= EXERCICES PROPOSÉS =
**1)** Répondez à ces questions sur l'entretien sur Créatine :
(a) Chez quel éditeur Créatine a-t-il paru ?
(b) Où l'entretien avec Victor Malzac a-t-il été réalisé ?
(c) À qui Victor Malzac compare-t-il son personnage lorsqu'il déverse son flux ?
**2)** Recopiez l'entretien sur Créatine entre « Sébastien Reynaud : Ton » et « soir au bar. », bornes incluses.
**3)** Reprenez l'entretien sur Créatine après sa dernière phrase et prolongez-le.

= TEXTE RETENU =

>>>

Dans Créatine, paru aux éditions Scribes en janvier 2024 un homme en pleine détresse nous raconte son enfance solitaire, sa misère existentielle et sexuelle, sa découverte de Conan le barbare, et saquête de perfection physique. Ce monologue suscite un profond malaise. D’où vient-il ? C’est la question que nous avons posée à Victor Malzac, dans la cour de l’ENS, où celui-ci poursuit sa thèse. Rencontre avec cet auteur publié dans notre revue N°5 sur le Sport.

Sébastien Reynaud : Ton personnage principal est un adolescent obsédé par son corps. Est-ce que tu peux nous le présenter ? 

Victor Malzac : C’est un personnage assez mou, assez quelconque, qui s’ennuie beaucoup, et qui découvre qu’il peut parler. Alors il s’adresse à quelqu’un, on ne sait pas qui, et il déverse son flux, comme un mec le soir au bar.

<<<

= EXTRAITS DE DONNÉES =
>>>

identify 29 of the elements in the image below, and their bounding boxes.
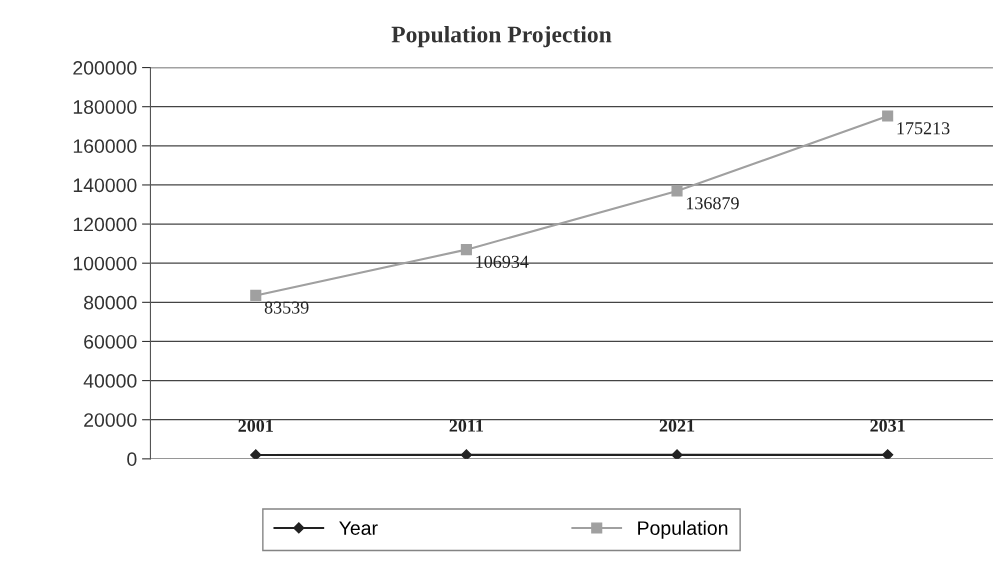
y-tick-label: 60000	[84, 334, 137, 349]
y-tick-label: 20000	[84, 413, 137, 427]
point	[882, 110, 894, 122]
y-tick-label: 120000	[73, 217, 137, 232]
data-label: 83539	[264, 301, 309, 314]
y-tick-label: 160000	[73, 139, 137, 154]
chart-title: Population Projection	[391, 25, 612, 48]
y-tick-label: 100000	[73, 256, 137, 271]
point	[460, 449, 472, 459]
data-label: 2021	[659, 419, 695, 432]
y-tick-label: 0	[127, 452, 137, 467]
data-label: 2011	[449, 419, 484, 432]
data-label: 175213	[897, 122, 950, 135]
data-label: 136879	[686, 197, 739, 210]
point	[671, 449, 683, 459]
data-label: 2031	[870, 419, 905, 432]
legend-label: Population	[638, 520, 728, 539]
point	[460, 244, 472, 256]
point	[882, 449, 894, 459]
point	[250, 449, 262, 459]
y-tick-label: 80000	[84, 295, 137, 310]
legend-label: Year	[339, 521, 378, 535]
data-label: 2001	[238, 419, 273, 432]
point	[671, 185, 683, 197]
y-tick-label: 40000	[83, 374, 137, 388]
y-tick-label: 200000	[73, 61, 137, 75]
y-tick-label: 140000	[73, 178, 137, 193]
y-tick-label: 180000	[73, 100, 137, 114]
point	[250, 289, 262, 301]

<<<
>>>

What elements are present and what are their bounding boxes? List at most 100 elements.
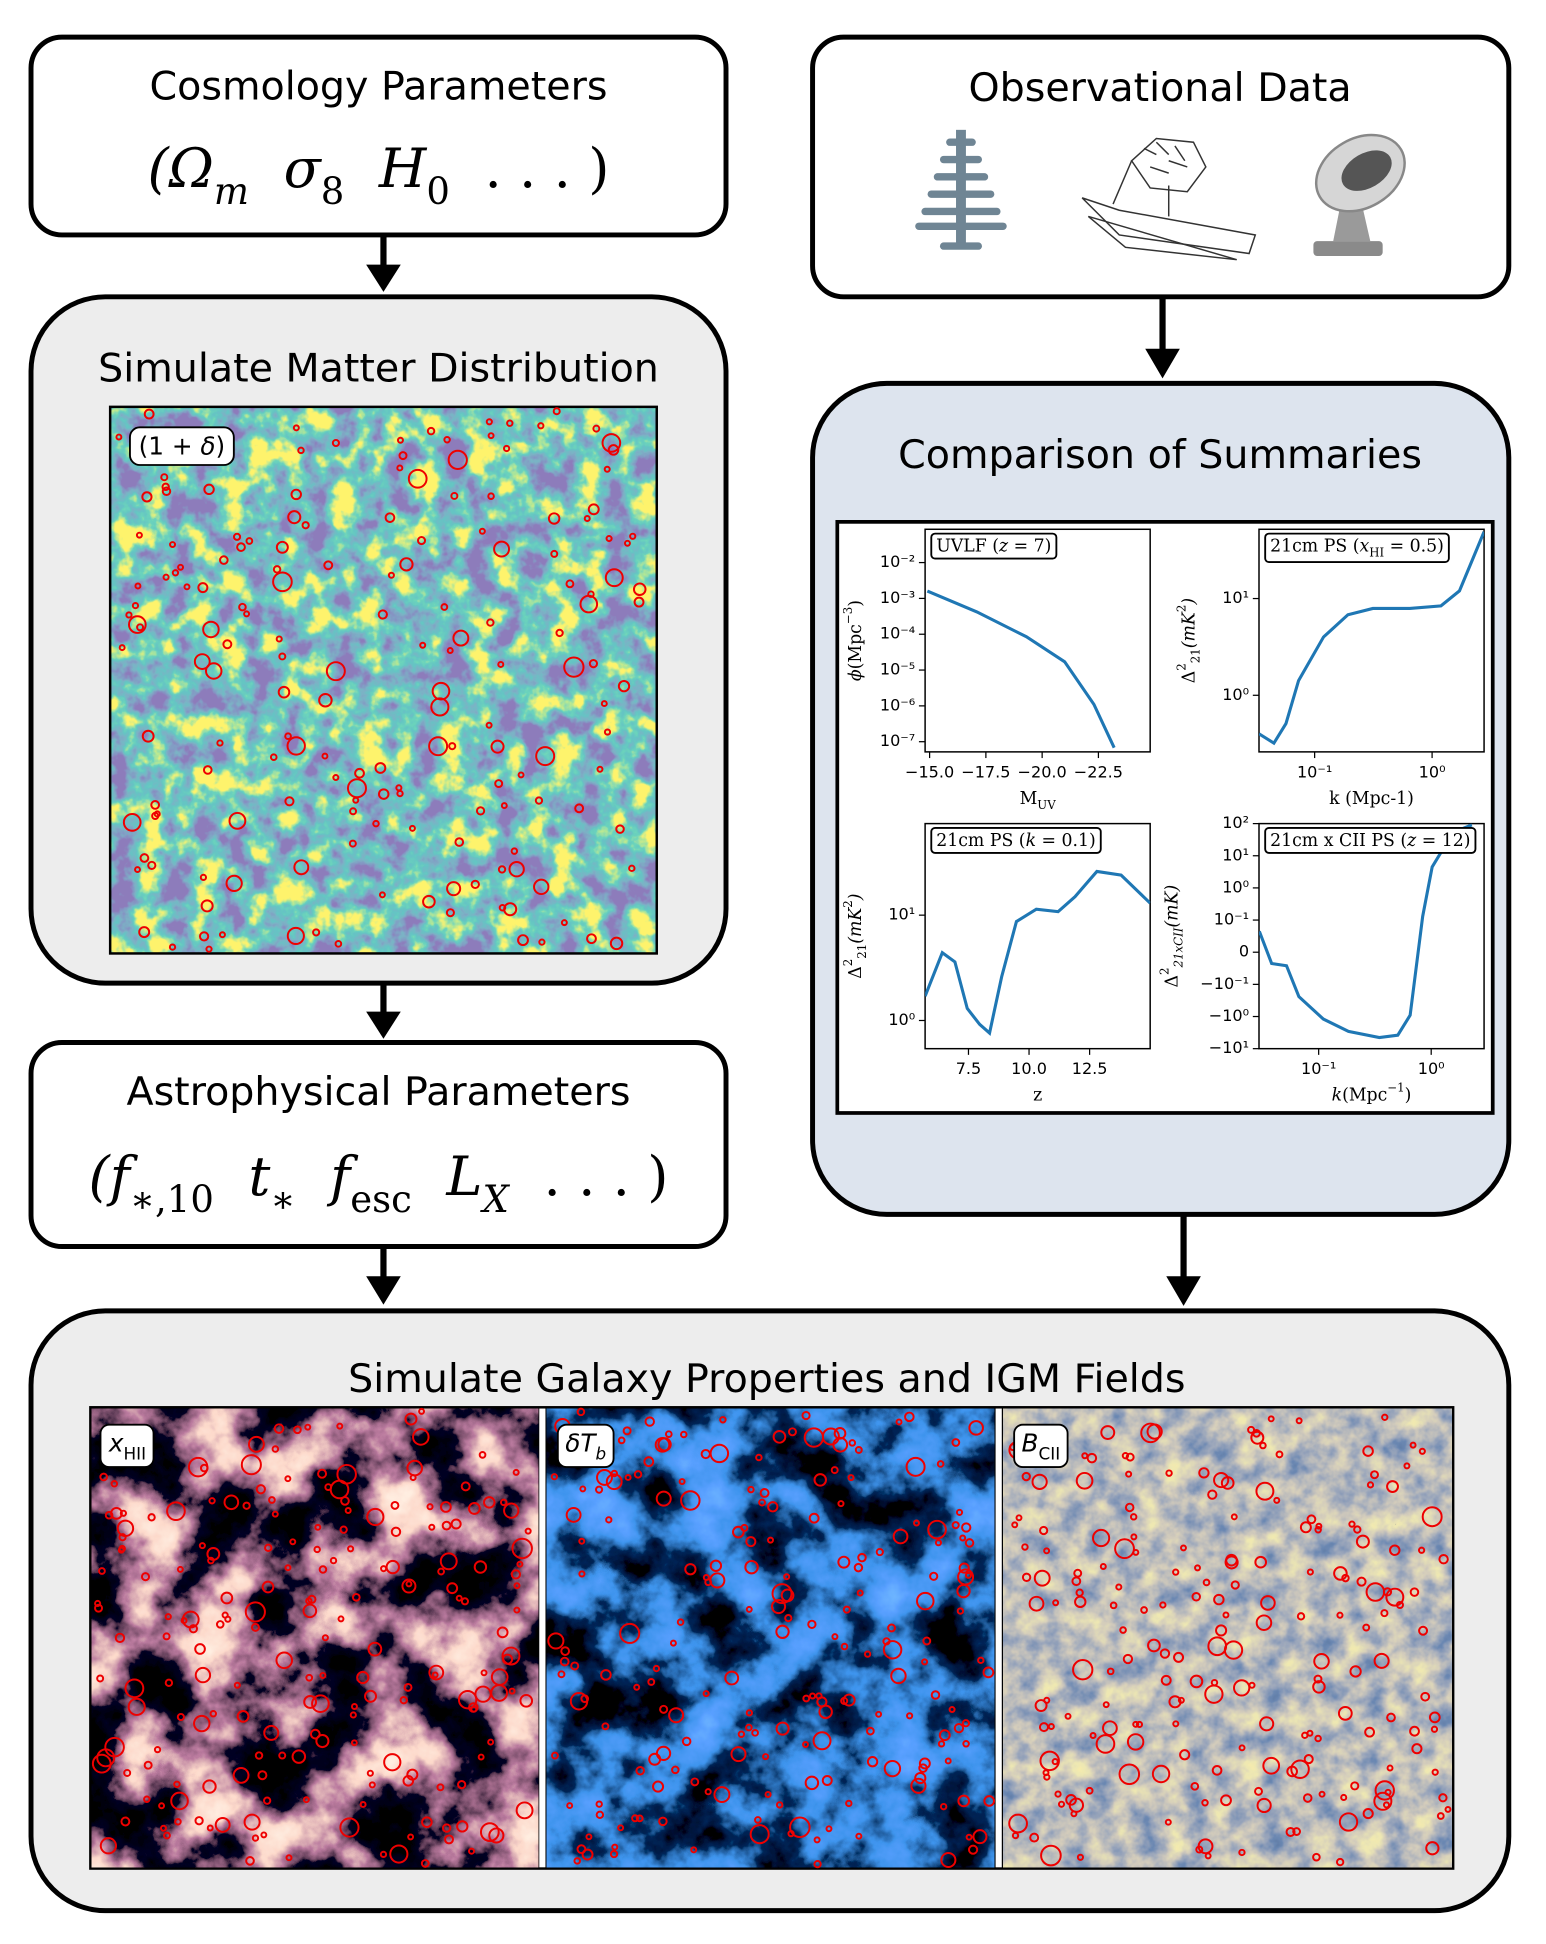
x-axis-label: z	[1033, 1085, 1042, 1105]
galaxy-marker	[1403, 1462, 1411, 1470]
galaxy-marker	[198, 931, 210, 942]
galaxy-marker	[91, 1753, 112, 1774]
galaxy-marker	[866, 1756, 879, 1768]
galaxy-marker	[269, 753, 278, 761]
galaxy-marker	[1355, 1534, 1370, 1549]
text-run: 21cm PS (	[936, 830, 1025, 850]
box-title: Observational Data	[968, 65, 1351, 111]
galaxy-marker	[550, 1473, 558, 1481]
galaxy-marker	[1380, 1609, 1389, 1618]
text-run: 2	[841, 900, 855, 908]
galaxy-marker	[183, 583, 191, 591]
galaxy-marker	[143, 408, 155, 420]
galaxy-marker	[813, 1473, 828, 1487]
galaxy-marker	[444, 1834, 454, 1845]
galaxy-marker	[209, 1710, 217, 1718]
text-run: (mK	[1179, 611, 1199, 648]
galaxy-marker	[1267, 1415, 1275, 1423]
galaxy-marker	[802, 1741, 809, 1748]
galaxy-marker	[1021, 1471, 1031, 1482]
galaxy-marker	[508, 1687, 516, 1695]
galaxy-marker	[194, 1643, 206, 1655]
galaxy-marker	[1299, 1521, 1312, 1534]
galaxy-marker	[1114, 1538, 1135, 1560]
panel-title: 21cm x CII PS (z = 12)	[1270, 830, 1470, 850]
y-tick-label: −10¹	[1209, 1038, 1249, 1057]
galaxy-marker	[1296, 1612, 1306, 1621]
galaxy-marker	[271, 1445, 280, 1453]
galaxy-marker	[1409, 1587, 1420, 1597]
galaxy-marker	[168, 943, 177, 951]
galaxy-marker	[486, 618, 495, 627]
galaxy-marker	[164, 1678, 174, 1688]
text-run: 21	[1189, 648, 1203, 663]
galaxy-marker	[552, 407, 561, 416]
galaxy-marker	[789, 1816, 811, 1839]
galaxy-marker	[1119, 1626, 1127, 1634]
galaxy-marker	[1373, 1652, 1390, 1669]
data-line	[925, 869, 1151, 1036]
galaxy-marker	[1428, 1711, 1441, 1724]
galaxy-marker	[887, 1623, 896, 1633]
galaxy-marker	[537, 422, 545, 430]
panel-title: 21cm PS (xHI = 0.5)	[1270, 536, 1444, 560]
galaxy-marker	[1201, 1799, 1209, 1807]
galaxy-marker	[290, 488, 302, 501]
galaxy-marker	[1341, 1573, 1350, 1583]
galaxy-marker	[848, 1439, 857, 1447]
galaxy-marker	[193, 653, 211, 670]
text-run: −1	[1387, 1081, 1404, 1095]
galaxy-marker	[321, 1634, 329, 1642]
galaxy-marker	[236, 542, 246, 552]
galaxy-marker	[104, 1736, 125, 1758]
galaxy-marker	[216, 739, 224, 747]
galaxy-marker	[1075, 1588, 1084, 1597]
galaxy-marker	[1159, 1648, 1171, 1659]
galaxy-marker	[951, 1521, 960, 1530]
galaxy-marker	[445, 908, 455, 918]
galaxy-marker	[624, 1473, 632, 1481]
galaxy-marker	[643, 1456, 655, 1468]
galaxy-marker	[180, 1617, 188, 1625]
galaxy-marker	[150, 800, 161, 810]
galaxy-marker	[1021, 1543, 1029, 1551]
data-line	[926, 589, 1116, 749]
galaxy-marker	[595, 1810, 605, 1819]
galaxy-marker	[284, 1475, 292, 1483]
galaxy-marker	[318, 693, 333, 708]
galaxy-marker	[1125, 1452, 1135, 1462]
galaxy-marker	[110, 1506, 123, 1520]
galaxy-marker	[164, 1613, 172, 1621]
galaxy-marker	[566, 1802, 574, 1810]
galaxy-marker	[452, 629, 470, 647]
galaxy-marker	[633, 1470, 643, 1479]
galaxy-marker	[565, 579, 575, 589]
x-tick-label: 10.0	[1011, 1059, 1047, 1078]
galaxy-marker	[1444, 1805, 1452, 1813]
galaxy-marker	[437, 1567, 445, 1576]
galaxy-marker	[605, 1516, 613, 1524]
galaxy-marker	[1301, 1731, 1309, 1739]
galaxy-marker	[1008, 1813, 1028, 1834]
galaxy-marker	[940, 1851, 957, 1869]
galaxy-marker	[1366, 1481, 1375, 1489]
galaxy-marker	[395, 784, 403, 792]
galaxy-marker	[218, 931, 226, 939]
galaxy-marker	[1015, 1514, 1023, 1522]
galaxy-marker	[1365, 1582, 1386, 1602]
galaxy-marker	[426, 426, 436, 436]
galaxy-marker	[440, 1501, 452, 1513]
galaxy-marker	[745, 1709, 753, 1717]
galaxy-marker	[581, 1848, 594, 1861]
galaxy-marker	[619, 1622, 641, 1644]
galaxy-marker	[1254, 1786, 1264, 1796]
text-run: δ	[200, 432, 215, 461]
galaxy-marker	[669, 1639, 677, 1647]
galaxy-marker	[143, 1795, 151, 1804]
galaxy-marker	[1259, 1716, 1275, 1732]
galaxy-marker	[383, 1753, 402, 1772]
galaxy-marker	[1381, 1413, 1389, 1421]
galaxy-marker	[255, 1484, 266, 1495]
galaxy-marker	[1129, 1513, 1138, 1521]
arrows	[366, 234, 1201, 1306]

<<<

= RÉPONSES ATTENDUES =
**1)**
(a) Aux éditions Scribes.
(b) Dans la cour de l'ENS.
(c) À un mec le soir au bar.

**2)**
Sébastien Reynaud : Ton personnage principal est un adolescent obsédé par son corps. Est-ce que tu peux nous le présenter ? 

Victor Malzac : C’est un personnage assez mou, assez quelconque, qui s’ennuie beaucoup, et qui découvre qu’il peut parler. Alors il s’adresse à quelqu’un, on ne sait pas qui, et il déverse son flux, comme un mec le soir au bar.

**3)**
On va dans un bar un soir. On s’assied à côté d’un type. Et le type a bu deux, trois pintes, et il commence à nous parler. Il ne s’arrête plus. Il va d’une idée à l’autre. Et il trouve toujours un moyen de nous empêcher de partir. C’est un peu ça, mon personnage.

Un jour mon personnage découvre Conan le barbare, et il se dit : je vais devenir ça. Là, il entre dans un étrange mouvement d’indignation et de colère envers ses parents. Il se dit : je vais rétablir l’équilibre, battre tout le monde dans l’arène et devenir un monstre. 

En fait, c’est un personnage assez banal. Et c’est un personnage qui parle beaucoup, comme la plupart des sportifs qu’on peut voir sur YouTube. Des gens qui parlent de tout, qui donnent des leçons, qui font de leur vie un storytelling. Une épopée, en fait, ou du moins ils le voient ainsi. Au début, ils sont nuls, et à la fin, ils sont très forts. Comme un jeu vidéo. Ils augmentent en niveau, en expérience.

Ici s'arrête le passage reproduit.